Written exercise: Gather, from the listing beneath this task, every line holding the string "content".
======== Input material
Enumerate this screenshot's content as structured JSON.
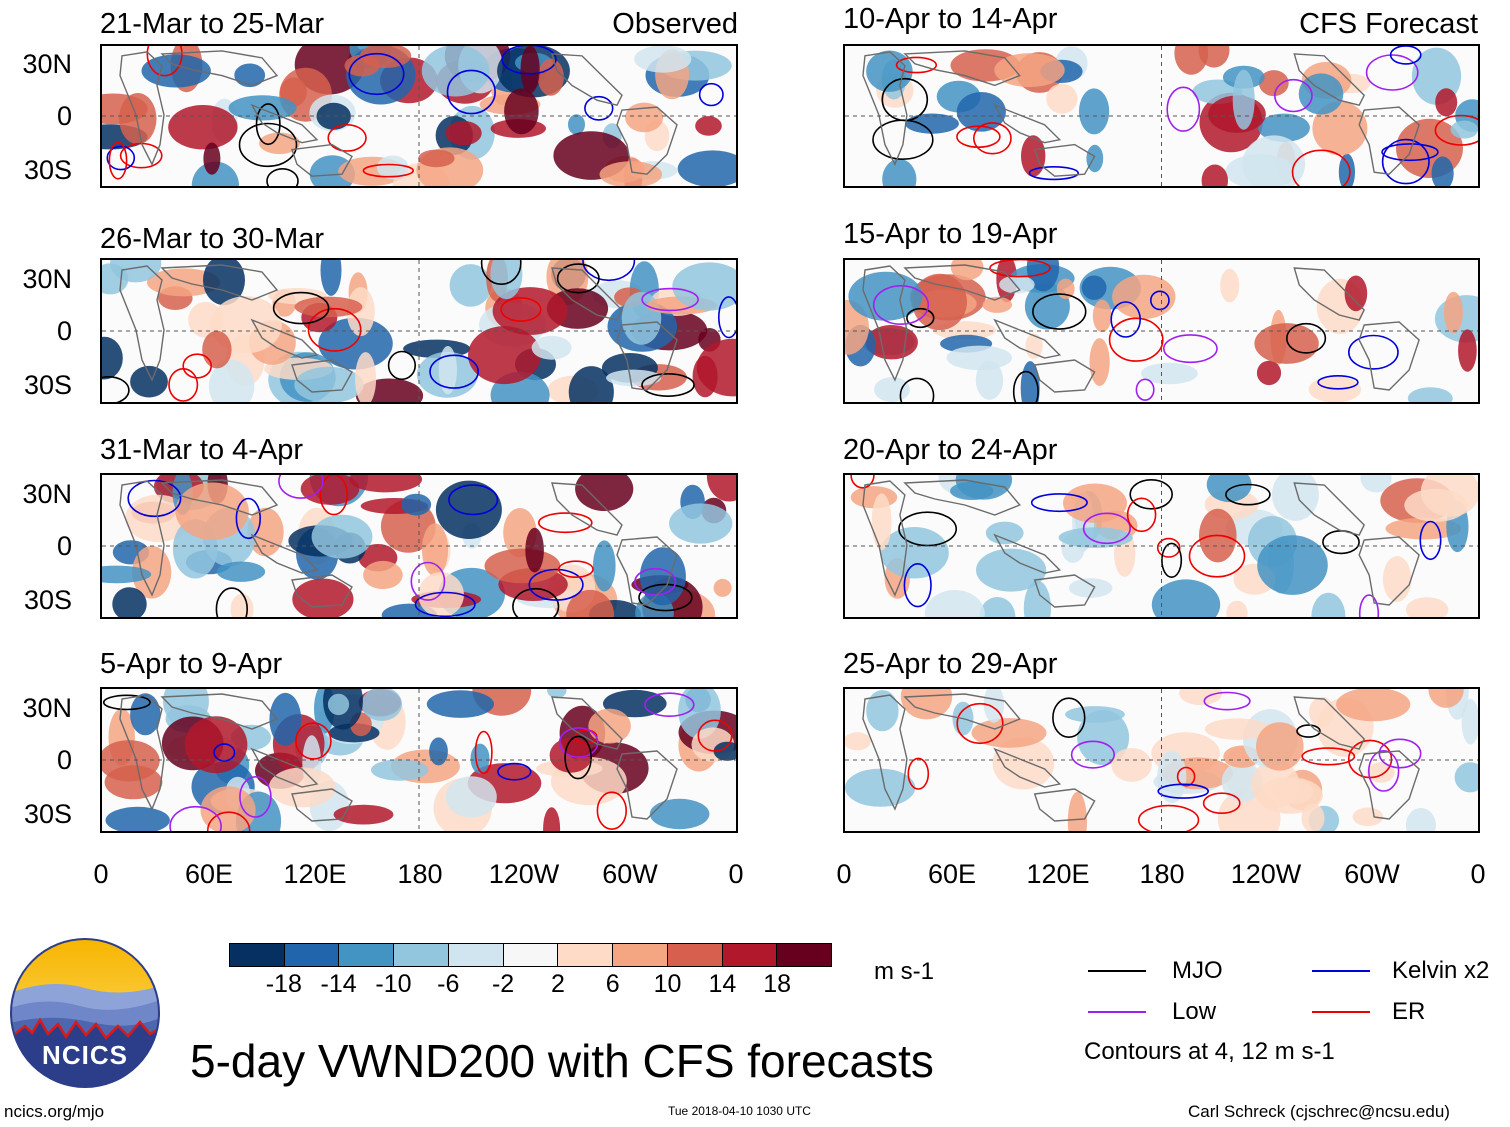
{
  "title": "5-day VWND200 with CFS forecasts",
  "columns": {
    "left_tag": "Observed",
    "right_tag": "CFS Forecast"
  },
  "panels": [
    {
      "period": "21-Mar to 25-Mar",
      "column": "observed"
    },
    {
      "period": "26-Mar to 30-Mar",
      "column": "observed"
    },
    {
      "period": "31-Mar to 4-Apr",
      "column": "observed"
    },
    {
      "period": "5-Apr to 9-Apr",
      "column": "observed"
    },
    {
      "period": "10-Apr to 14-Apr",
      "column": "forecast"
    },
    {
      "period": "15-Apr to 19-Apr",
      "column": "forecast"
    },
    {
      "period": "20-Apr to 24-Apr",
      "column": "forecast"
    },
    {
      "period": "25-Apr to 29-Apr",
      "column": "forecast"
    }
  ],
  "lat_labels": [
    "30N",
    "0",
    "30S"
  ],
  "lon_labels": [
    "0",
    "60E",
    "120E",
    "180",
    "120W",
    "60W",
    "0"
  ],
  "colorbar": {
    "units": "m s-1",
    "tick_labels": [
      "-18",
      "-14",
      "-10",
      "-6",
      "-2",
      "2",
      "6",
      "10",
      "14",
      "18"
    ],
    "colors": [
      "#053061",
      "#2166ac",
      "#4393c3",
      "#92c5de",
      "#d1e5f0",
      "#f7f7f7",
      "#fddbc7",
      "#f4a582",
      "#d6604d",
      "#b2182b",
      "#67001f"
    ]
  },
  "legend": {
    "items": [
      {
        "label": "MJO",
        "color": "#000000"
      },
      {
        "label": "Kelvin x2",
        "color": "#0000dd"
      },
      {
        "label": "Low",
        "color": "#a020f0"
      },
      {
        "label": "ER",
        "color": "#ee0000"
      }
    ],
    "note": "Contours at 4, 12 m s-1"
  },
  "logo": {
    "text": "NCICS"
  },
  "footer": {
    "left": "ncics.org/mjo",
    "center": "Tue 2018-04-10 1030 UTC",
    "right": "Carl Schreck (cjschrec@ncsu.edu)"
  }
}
================
======== Input material
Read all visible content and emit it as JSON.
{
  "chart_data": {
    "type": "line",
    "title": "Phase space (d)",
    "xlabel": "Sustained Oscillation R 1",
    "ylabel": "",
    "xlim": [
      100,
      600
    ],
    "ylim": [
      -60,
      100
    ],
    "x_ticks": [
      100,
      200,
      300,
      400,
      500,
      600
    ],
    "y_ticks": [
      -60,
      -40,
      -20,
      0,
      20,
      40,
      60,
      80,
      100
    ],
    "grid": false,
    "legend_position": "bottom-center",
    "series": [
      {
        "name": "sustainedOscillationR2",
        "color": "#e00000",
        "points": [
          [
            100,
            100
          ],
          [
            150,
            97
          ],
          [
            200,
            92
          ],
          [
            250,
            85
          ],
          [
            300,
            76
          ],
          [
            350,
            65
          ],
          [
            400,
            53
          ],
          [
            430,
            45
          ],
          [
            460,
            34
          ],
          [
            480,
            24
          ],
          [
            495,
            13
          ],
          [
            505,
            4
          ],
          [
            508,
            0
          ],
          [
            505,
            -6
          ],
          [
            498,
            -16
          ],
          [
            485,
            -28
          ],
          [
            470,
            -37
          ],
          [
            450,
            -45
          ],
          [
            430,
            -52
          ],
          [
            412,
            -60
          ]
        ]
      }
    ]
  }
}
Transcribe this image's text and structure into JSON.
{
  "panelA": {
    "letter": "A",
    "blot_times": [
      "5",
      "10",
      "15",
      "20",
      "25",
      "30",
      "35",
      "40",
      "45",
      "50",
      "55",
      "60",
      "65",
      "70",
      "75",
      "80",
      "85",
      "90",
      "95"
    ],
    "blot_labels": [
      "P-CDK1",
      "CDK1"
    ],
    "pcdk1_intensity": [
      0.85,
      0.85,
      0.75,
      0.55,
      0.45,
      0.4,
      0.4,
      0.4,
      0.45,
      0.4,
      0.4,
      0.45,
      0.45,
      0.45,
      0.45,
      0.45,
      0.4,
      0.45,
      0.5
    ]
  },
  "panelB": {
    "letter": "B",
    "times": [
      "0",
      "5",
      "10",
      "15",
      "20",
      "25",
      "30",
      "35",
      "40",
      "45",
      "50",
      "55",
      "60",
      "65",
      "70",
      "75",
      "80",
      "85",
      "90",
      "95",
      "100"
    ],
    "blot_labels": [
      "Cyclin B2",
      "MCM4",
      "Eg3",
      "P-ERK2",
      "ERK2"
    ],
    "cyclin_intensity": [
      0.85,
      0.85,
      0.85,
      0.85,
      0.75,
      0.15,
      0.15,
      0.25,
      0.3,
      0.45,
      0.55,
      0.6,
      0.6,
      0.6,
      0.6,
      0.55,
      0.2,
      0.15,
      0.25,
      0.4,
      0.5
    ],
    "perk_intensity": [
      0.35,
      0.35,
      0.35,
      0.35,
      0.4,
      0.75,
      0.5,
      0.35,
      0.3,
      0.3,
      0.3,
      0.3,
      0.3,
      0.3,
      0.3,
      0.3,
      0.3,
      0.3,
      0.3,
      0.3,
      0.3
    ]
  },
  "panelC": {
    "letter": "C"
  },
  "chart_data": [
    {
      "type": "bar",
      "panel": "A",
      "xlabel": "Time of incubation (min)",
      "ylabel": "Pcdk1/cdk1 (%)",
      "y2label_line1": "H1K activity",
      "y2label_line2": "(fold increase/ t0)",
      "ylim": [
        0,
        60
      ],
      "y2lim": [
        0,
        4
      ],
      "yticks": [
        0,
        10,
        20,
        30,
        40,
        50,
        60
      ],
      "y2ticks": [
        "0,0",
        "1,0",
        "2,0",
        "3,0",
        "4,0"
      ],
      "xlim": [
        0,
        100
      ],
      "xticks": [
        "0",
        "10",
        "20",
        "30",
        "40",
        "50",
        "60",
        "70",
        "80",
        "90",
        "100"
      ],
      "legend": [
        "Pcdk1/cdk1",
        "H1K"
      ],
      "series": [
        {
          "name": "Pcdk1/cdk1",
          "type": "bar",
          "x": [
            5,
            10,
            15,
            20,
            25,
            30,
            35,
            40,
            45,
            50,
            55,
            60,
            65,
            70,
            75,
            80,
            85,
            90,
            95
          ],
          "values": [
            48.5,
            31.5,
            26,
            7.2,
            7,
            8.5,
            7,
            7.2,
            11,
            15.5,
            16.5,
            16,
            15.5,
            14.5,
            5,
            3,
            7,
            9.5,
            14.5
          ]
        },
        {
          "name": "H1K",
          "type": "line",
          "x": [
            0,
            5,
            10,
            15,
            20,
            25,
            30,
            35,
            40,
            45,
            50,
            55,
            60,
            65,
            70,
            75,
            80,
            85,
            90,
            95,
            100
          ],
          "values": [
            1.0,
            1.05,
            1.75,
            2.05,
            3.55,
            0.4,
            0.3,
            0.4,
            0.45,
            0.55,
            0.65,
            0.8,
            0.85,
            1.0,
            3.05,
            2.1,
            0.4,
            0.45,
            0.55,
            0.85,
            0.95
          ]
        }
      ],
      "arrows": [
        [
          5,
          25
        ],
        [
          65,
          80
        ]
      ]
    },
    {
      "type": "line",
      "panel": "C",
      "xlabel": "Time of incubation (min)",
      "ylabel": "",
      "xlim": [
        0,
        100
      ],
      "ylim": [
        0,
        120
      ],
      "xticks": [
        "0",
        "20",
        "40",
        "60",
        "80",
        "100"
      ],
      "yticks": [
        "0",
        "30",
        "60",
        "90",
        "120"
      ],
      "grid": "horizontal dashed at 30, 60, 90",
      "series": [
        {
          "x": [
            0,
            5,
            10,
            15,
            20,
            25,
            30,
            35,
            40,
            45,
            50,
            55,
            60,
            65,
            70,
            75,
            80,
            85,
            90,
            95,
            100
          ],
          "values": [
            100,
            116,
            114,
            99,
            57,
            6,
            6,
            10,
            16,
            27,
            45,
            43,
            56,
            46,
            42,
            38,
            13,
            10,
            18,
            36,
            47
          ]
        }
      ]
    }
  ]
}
================
======== Input material
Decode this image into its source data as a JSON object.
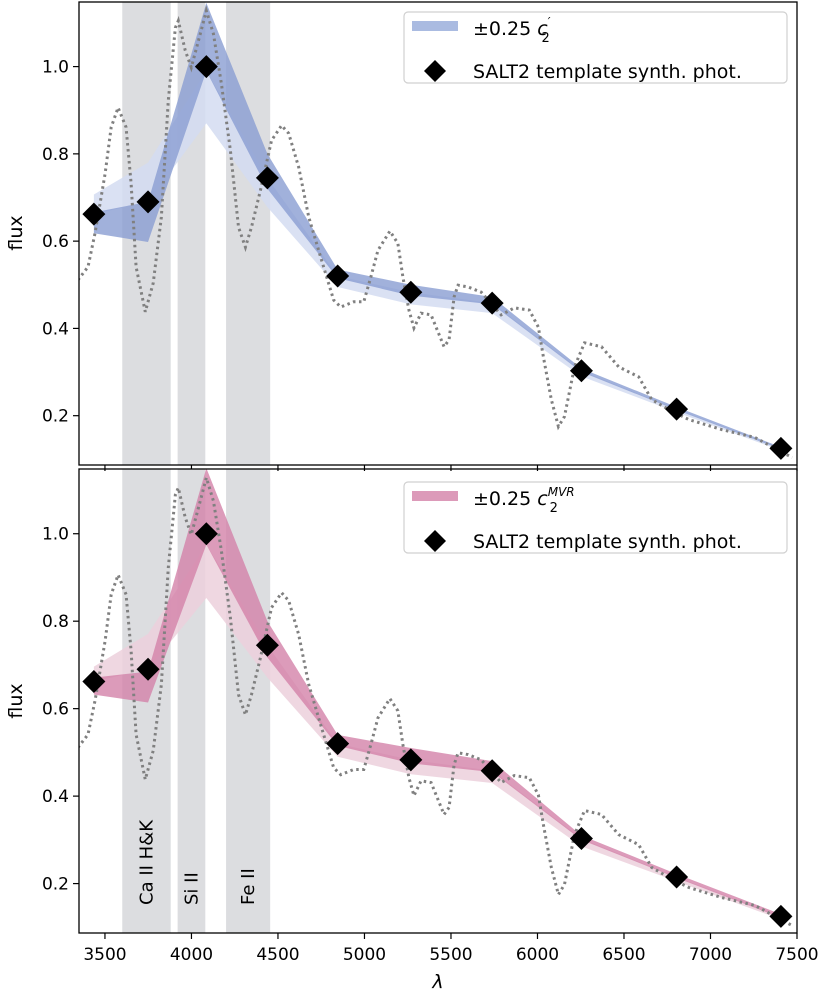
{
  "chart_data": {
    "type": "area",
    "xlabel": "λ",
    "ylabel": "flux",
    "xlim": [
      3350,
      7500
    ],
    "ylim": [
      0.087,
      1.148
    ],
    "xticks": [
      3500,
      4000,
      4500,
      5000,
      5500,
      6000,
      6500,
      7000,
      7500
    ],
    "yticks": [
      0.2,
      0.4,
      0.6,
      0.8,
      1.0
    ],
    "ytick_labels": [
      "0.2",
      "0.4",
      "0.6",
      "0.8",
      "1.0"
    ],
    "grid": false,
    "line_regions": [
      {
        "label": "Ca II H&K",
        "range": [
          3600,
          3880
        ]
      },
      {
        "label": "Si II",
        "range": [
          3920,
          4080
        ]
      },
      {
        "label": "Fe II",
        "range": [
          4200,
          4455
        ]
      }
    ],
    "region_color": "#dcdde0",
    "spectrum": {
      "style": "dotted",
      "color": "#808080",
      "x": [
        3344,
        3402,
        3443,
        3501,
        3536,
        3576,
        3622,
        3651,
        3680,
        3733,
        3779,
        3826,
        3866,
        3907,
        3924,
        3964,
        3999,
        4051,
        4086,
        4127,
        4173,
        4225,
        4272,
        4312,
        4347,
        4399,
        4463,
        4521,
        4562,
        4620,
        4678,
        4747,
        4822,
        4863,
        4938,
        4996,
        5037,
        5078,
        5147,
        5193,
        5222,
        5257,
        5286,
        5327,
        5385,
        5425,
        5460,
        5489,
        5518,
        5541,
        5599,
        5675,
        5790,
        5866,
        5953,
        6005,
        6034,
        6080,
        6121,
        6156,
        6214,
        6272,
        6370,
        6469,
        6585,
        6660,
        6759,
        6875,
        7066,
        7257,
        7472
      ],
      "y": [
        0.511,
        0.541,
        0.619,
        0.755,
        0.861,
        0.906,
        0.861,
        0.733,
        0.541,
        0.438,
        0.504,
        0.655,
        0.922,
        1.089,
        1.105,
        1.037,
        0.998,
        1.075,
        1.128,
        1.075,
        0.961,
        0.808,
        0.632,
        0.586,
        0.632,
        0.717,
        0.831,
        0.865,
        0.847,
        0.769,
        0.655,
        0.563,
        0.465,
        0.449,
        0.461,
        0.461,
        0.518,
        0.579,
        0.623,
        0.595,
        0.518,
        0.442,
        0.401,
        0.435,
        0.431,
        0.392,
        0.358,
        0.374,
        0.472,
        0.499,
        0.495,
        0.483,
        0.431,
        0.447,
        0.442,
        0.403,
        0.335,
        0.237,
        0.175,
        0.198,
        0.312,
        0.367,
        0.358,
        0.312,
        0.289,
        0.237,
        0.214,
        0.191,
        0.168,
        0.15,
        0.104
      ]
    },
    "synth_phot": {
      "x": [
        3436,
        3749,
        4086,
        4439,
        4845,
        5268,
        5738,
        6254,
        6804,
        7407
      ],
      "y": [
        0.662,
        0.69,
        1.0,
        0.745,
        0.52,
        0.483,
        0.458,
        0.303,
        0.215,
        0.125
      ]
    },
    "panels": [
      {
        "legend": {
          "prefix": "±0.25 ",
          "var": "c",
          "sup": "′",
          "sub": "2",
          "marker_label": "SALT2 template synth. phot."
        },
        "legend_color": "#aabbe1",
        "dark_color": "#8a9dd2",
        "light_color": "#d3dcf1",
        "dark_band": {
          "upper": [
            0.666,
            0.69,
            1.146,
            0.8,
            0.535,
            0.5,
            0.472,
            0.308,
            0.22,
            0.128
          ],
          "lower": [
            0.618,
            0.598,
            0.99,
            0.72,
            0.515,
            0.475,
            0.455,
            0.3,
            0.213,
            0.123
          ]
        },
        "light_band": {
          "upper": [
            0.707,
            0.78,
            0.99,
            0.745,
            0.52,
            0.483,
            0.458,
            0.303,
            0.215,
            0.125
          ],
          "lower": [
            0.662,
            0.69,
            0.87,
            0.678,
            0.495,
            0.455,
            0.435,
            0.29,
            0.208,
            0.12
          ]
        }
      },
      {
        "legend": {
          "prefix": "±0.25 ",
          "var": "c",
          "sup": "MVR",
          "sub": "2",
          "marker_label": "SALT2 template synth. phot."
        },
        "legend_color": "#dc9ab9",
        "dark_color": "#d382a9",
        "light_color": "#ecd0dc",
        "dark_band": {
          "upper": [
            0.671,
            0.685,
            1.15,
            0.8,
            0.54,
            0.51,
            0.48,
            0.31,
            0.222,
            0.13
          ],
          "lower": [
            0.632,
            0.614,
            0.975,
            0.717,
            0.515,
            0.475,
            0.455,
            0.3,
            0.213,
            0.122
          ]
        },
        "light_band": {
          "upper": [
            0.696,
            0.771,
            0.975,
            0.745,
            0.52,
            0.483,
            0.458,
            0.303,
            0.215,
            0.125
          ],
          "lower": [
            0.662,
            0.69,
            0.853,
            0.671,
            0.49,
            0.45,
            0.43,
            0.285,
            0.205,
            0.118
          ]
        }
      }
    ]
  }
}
================
Exercise result:
Enumerate this screenshot's content as structured JSON.
Read all visible content and emit it as JSON.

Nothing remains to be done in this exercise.